TASK STATEMENT >>
All lines below must be repeated exactly, with the pictures omitted.

RECORD SET >>
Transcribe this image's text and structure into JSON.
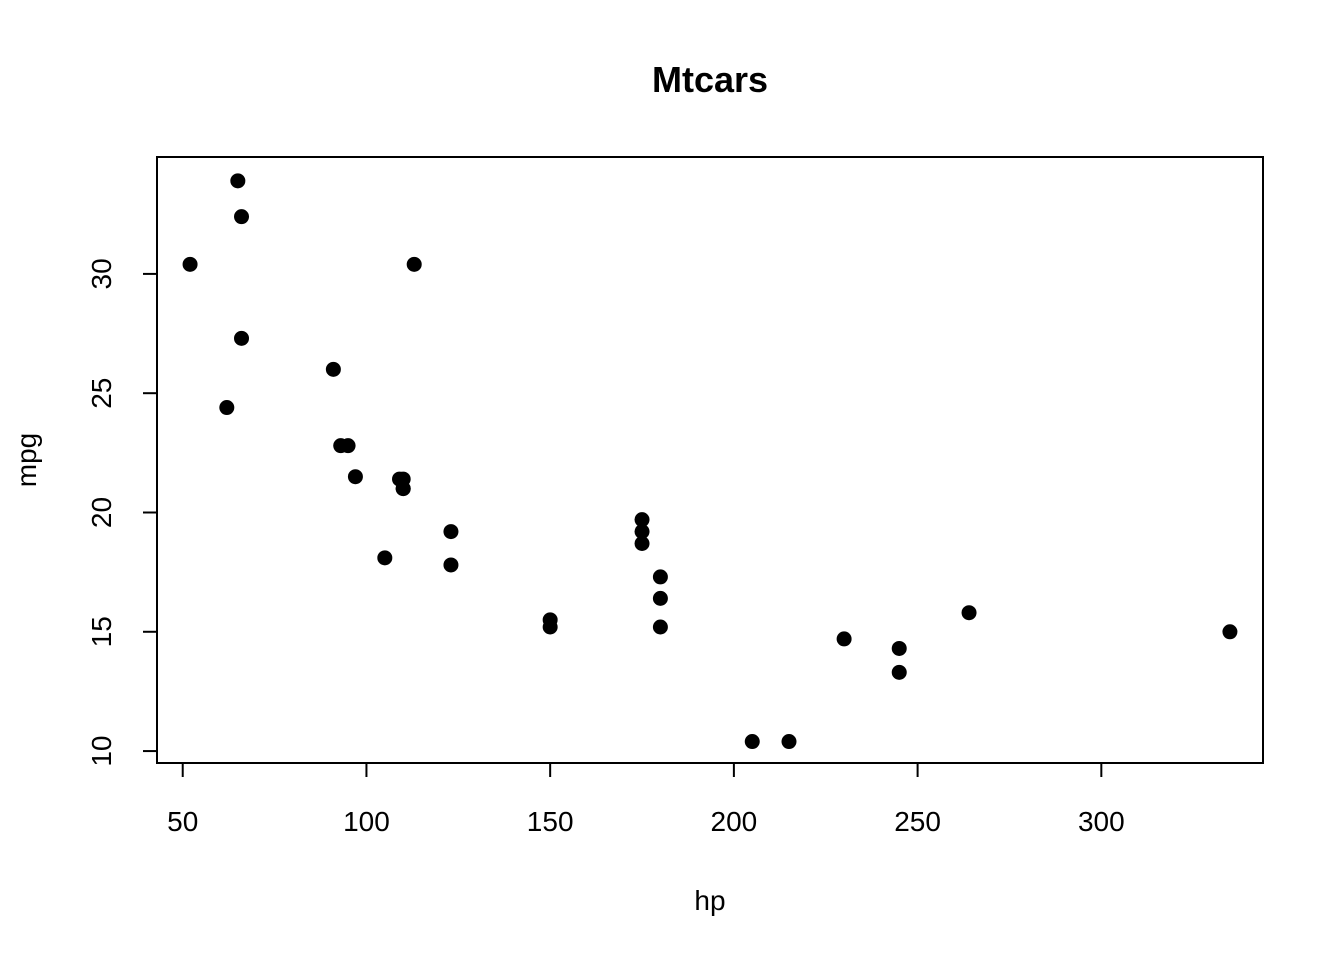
{
  "chart_data": {
    "type": "scatter",
    "title": "Mtcars",
    "xlabel": "hp",
    "ylabel": "mpg",
    "xlim": [
      43,
      344
    ],
    "ylim": [
      9.5,
      34.9
    ],
    "xticks": [
      50,
      100,
      150,
      200,
      250,
      300
    ],
    "yticks": [
      10,
      15,
      20,
      25,
      30
    ],
    "grid": false,
    "points": [
      {
        "x": 110,
        "y": 21.0
      },
      {
        "x": 110,
        "y": 21.0
      },
      {
        "x": 93,
        "y": 22.8
      },
      {
        "x": 110,
        "y": 21.4
      },
      {
        "x": 175,
        "y": 18.7
      },
      {
        "x": 105,
        "y": 18.1
      },
      {
        "x": 245,
        "y": 14.3
      },
      {
        "x": 62,
        "y": 24.4
      },
      {
        "x": 95,
        "y": 22.8
      },
      {
        "x": 123,
        "y": 19.2
      },
      {
        "x": 123,
        "y": 17.8
      },
      {
        "x": 180,
        "y": 16.4
      },
      {
        "x": 180,
        "y": 17.3
      },
      {
        "x": 180,
        "y": 15.2
      },
      {
        "x": 205,
        "y": 10.4
      },
      {
        "x": 215,
        "y": 10.4
      },
      {
        "x": 230,
        "y": 14.7
      },
      {
        "x": 66,
        "y": 32.4
      },
      {
        "x": 52,
        "y": 30.4
      },
      {
        "x": 65,
        "y": 33.9
      },
      {
        "x": 97,
        "y": 21.5
      },
      {
        "x": 150,
        "y": 15.5
      },
      {
        "x": 150,
        "y": 15.2
      },
      {
        "x": 245,
        "y": 13.3
      },
      {
        "x": 175,
        "y": 19.2
      },
      {
        "x": 66,
        "y": 27.3
      },
      {
        "x": 91,
        "y": 26.0
      },
      {
        "x": 113,
        "y": 30.4
      },
      {
        "x": 264,
        "y": 15.8
      },
      {
        "x": 175,
        "y": 19.7
      },
      {
        "x": 335,
        "y": 15.0
      },
      {
        "x": 109,
        "y": 21.4
      }
    ]
  }
}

ANSWER TO THE TASK >>
Transcribe this image's text and structure into JSON.
{
  "chart_data": {
    "type": "scatter",
    "title": "Mtcars",
    "xlabel": "hp",
    "ylabel": "mpg",
    "xlim": [
      43,
      344
    ],
    "ylim": [
      9.5,
      34.9
    ],
    "xticks": [
      50,
      100,
      150,
      200,
      250,
      300
    ],
    "yticks": [
      10,
      15,
      20,
      25,
      30
    ],
    "grid": false,
    "points": [
      {
        "x": 110,
        "y": 21.0
      },
      {
        "x": 110,
        "y": 21.0
      },
      {
        "x": 93,
        "y": 22.8
      },
      {
        "x": 110,
        "y": 21.4
      },
      {
        "x": 175,
        "y": 18.7
      },
      {
        "x": 105,
        "y": 18.1
      },
      {
        "x": 245,
        "y": 14.3
      },
      {
        "x": 62,
        "y": 24.4
      },
      {
        "x": 95,
        "y": 22.8
      },
      {
        "x": 123,
        "y": 19.2
      },
      {
        "x": 123,
        "y": 17.8
      },
      {
        "x": 180,
        "y": 16.4
      },
      {
        "x": 180,
        "y": 17.3
      },
      {
        "x": 180,
        "y": 15.2
      },
      {
        "x": 205,
        "y": 10.4
      },
      {
        "x": 215,
        "y": 10.4
      },
      {
        "x": 230,
        "y": 14.7
      },
      {
        "x": 66,
        "y": 32.4
      },
      {
        "x": 52,
        "y": 30.4
      },
      {
        "x": 65,
        "y": 33.9
      },
      {
        "x": 97,
        "y": 21.5
      },
      {
        "x": 150,
        "y": 15.5
      },
      {
        "x": 150,
        "y": 15.2
      },
      {
        "x": 245,
        "y": 13.3
      },
      {
        "x": 175,
        "y": 19.2
      },
      {
        "x": 66,
        "y": 27.3
      },
      {
        "x": 91,
        "y": 26.0
      },
      {
        "x": 113,
        "y": 30.4
      },
      {
        "x": 264,
        "y": 15.8
      },
      {
        "x": 175,
        "y": 19.7
      },
      {
        "x": 335,
        "y": 15.0
      },
      {
        "x": 109,
        "y": 21.4
      }
    ]
  }
}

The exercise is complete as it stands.